Return each of the following items line for line, with no changes.

Entries from a dataset:

^^^^

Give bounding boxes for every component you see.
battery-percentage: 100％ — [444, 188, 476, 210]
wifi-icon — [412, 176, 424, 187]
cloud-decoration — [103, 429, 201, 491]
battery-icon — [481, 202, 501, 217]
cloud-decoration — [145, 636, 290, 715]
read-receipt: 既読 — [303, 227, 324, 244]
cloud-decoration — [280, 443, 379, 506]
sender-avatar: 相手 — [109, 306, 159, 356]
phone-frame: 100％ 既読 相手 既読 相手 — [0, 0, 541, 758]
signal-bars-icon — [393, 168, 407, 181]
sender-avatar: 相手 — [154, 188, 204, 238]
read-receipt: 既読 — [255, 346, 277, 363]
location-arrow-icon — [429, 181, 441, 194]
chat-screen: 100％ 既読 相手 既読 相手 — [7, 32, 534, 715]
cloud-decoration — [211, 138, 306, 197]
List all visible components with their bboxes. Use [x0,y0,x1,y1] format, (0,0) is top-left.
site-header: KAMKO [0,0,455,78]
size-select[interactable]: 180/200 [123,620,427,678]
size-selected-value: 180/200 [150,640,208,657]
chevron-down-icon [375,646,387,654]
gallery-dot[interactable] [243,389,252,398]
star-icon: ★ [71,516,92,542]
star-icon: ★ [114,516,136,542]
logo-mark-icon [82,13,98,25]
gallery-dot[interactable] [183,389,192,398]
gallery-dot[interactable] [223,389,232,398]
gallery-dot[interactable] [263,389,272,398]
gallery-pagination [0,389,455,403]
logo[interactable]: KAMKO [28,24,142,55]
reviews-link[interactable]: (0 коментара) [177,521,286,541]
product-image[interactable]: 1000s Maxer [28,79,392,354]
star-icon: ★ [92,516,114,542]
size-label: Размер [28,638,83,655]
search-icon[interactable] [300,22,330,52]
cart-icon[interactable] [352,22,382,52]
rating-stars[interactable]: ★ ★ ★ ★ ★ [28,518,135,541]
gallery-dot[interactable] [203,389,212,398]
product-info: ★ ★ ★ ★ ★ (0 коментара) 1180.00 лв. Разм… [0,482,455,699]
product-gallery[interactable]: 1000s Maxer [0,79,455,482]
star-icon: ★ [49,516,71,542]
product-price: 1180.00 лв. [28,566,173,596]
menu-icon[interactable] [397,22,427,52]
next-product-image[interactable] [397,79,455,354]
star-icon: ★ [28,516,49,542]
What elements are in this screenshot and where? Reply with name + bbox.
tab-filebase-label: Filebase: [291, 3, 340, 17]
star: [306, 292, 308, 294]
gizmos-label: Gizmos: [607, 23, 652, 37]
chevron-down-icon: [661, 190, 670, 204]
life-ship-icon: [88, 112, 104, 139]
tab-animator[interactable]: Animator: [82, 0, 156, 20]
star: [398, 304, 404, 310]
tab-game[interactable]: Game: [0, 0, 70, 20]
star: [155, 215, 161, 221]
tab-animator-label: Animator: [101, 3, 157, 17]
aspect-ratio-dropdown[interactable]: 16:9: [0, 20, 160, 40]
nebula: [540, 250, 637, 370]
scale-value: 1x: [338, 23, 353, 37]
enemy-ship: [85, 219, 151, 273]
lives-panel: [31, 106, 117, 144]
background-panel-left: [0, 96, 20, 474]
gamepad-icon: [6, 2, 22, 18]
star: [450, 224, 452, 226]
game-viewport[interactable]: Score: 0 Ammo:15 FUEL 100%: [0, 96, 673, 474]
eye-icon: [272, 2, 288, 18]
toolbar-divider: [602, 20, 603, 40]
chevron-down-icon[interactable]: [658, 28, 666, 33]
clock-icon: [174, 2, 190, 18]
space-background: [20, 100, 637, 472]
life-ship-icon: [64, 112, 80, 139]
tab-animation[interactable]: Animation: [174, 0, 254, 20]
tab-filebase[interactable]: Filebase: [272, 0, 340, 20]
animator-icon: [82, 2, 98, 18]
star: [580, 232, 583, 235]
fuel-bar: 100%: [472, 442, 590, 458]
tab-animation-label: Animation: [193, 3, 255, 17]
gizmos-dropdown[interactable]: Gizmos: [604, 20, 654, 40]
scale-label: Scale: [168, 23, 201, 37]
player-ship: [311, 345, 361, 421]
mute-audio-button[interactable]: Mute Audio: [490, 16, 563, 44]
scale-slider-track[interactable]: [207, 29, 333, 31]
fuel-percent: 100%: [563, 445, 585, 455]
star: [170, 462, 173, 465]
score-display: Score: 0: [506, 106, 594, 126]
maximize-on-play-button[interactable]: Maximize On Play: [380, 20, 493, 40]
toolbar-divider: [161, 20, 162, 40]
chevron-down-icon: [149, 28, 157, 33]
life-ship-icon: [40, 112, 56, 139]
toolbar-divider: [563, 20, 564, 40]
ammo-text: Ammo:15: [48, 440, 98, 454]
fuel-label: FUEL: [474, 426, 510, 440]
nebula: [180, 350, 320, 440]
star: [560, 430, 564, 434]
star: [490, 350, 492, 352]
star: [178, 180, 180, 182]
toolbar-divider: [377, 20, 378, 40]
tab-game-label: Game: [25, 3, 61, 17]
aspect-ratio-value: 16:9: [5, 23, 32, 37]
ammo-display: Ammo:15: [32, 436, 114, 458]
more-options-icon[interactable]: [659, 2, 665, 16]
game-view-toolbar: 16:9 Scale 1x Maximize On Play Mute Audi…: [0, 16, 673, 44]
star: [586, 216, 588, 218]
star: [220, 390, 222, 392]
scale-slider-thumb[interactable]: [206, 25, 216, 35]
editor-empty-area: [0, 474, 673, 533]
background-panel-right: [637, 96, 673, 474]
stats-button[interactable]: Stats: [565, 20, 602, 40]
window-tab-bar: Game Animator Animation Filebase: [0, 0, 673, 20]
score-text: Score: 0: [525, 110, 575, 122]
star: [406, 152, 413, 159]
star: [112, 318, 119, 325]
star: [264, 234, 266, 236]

^^^^

RESULT FOR THIS TASK:
Give bounding boxes for every component you see.
battery-percentage: 100％ — [444, 188, 476, 210]
wifi-icon — [412, 176, 424, 187]
cloud-decoration — [103, 429, 201, 491]
battery-icon — [481, 202, 501, 217]
cloud-decoration — [145, 636, 290, 715]
read-receipt: 既読 — [303, 227, 324, 244]
cloud-decoration — [280, 443, 379, 506]
sender-avatar: 相手 — [109, 306, 159, 356]
phone-frame: 100％ 既読 相手 既読 相手 — [0, 0, 541, 758]
signal-bars-icon — [393, 168, 407, 181]
sender-avatar: 相手 — [154, 188, 204, 238]
read-receipt: 既読 — [255, 346, 277, 363]
location-arrow-icon — [429, 181, 441, 194]
chat-screen: 100％ 既読 相手 既読 相手 — [7, 32, 534, 715]
cloud-decoration — [211, 138, 306, 197]
List all visible components with their bboxes. Use [x0,y0,x1,y1] format, (0,0) is top-left.
site-header: KAMKO [0,0,455,78]
size-select[interactable]: 180/200 [123,620,427,678]
size-selected-value: 180/200 [150,640,208,657]
chevron-down-icon [375,646,387,654]
gallery-dot[interactable] [243,389,252,398]
star-icon: ★ [71,516,92,542]
star-icon: ★ [114,516,136,542]
logo-mark-icon [82,13,98,25]
gallery-dot[interactable] [183,389,192,398]
gallery-dot[interactable] [223,389,232,398]
gallery-dot[interactable] [263,389,272,398]
gallery-pagination [0,389,455,403]
logo[interactable]: KAMKO [28,24,142,55]
reviews-link[interactable]: (0 коментара) [177,521,286,541]
product-image[interactable]: 1000s Maxer [28,79,392,354]
star-icon: ★ [92,516,114,542]
size-label: Размер [28,638,83,655]
search-icon[interactable] [300,22,330,52]
cart-icon[interactable] [352,22,382,52]
rating-stars[interactable]: ★ ★ ★ ★ ★ [28,518,135,541]
gallery-dot[interactable] [203,389,212,398]
product-info: ★ ★ ★ ★ ★ (0 коментара) 1180.00 лв. Разм… [0,482,455,699]
product-gallery[interactable]: 1000s Maxer [0,79,455,482]
star-icon: ★ [49,516,71,542]
product-price: 1180.00 лв. [28,566,173,596]
menu-icon[interactable] [397,22,427,52]
next-product-image[interactable] [397,79,455,354]
star-icon: ★ [28,516,49,542]
What elements are in this screenshot and where? Reply with name + bbox.
tab-filebase-label: Filebase: [291, 3, 340, 17]
star: [306, 292, 308, 294]
gizmos-label: Gizmos: [607, 23, 652, 37]
chevron-down-icon: [661, 190, 670, 204]
life-ship-icon: [88, 112, 104, 139]
tab-animator[interactable]: Animator: [82, 0, 156, 20]
star: [398, 304, 404, 310]
tab-game[interactable]: Game: [0, 0, 70, 20]
star: [155, 215, 161, 221]
tab-animator-label: Animator: [101, 3, 157, 17]
aspect-ratio-dropdown[interactable]: 16:9: [0, 20, 160, 40]
nebula: [540, 250, 637, 370]
scale-value: 1x: [338, 23, 353, 37]
enemy-ship: [85, 219, 151, 273]
lives-panel: [31, 106, 117, 144]
background-panel-left: [0, 96, 20, 474]
gamepad-icon: [6, 2, 22, 18]
star: [450, 224, 452, 226]
game-viewport[interactable]: Score: 0 Ammo:15 FUEL 100%: [0, 96, 673, 474]
eye-icon: [272, 2, 288, 18]
toolbar-divider: [602, 20, 603, 40]
chevron-down-icon[interactable]: [658, 28, 666, 33]
clock-icon: [174, 2, 190, 18]
space-background: [20, 100, 637, 472]
life-ship-icon: [64, 112, 80, 139]
tab-animation[interactable]: Animation: [174, 0, 254, 20]
tab-filebase[interactable]: Filebase: [272, 0, 340, 20]
animator-icon: [82, 2, 98, 18]
star: [580, 232, 583, 235]
fuel-bar: 100%: [472, 442, 590, 458]
tab-animation-label: Animation: [193, 3, 255, 17]
gizmos-dropdown[interactable]: Gizmos: [604, 20, 654, 40]
scale-label: Scale: [168, 23, 201, 37]
player-ship: [311, 345, 361, 421]
mute-audio-button[interactable]: Mute Audio: [490, 16, 563, 44]
scale-slider-track[interactable]: [207, 29, 333, 31]
fuel-percent: 100%: [563, 445, 585, 455]
star: [170, 462, 173, 465]
score-display: Score: 0: [506, 106, 594, 126]
maximize-on-play-button[interactable]: Maximize On Play: [380, 20, 493, 40]
toolbar-divider: [161, 20, 162, 40]
chevron-down-icon: [149, 28, 157, 33]
life-ship-icon: [40, 112, 56, 139]
toolbar-divider: [563, 20, 564, 40]
ammo-text: Ammo:15: [48, 440, 98, 454]
fuel-label: FUEL: [474, 426, 510, 440]
nebula: [180, 350, 320, 440]
star: [560, 430, 564, 434]
star: [490, 350, 492, 352]
star: [178, 180, 180, 182]
toolbar-divider: [377, 20, 378, 40]
tab-game-label: Game: [25, 3, 61, 17]
aspect-ratio-value: 16:9: [5, 23, 32, 37]
ammo-display: Ammo:15: [32, 436, 114, 458]
more-options-icon[interactable]: [659, 2, 665, 16]
game-view-toolbar: 16:9 Scale 1x Maximize On Play Mute Audi…: [0, 16, 673, 44]
star: [586, 216, 588, 218]
star: [220, 390, 222, 392]
scale-slider-thumb[interactable]: [206, 25, 216, 35]
editor-empty-area: [0, 474, 673, 533]
background-panel-right: [637, 96, 673, 474]
stats-button[interactable]: Stats: [565, 20, 602, 40]
window-tab-bar: Game Animator Animation Filebase: [0, 0, 673, 20]
score-text: Score: 0: [525, 110, 575, 122]
star: [406, 152, 413, 159]
star: [112, 318, 119, 325]
star: [264, 234, 266, 236]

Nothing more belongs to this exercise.